Your task is to output all the records below, word for word.

(Saved entries)
start

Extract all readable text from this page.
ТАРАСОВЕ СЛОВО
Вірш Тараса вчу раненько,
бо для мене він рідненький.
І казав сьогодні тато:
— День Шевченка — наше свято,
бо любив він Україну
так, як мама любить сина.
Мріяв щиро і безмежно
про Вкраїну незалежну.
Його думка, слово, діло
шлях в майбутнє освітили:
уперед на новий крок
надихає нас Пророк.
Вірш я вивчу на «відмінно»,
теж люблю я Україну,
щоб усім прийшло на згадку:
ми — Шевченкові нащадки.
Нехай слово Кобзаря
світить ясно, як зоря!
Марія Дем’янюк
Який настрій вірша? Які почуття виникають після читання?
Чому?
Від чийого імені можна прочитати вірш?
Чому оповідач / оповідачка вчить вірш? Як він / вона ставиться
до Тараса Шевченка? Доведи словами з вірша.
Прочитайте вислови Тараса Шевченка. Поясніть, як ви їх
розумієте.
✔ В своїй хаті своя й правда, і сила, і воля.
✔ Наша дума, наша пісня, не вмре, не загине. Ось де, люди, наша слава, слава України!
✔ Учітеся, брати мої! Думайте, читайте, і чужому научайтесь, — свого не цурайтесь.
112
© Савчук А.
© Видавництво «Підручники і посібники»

end

**RESPONSE FOR THIS EXERCISE**
Extract all readable text from this page.
ТАРАСОВЕ СЛОВО
Вірш Тараса вчу раненько,
бо для мене він рідненький.
І казав сьогодні тато:
— День Шевченка — наше свято,
бо любив він Україну
так, як мама любить сина.
Мріяв щиро і безмежно
про Вкраїну незалежну.
Його думка, слово, діло
шлях в майбутнє освітили:
уперед на новий крок
надихає нас Пророк.
Вірш я вивчу на «відмінно»,
теж люблю я Україну,
щоб усім прийшло на згадку:
ми — Шевченкові нащадки.
Нехай слово Кобзаря
світить ясно, як зоря!
Марія Дем’янюк
Який настрій вірша? Які почуття виникають після читання?
Чому?
Від чийого імені можна прочитати вірш?
Чому оповідач / оповідачка вчить вірш? Як він / вона ставиться
до Тараса Шевченка? Доведи словами з вірша.
Прочитайте вислови Тараса Шевченка. Поясніть, як ви їх
розумієте.
✔ В своїй хаті своя й правда, і сила, і воля.
✔ Наша дума, наша пісня, не вмре, не загине. Ось де, люди, наша слава, слава України!
✔ Учітеся, брати мої! Думайте, читайте, і чужому научайтесь, — свого не цурайтесь.
112
© Савчук А.
© Видавництво «Підручники і посібники»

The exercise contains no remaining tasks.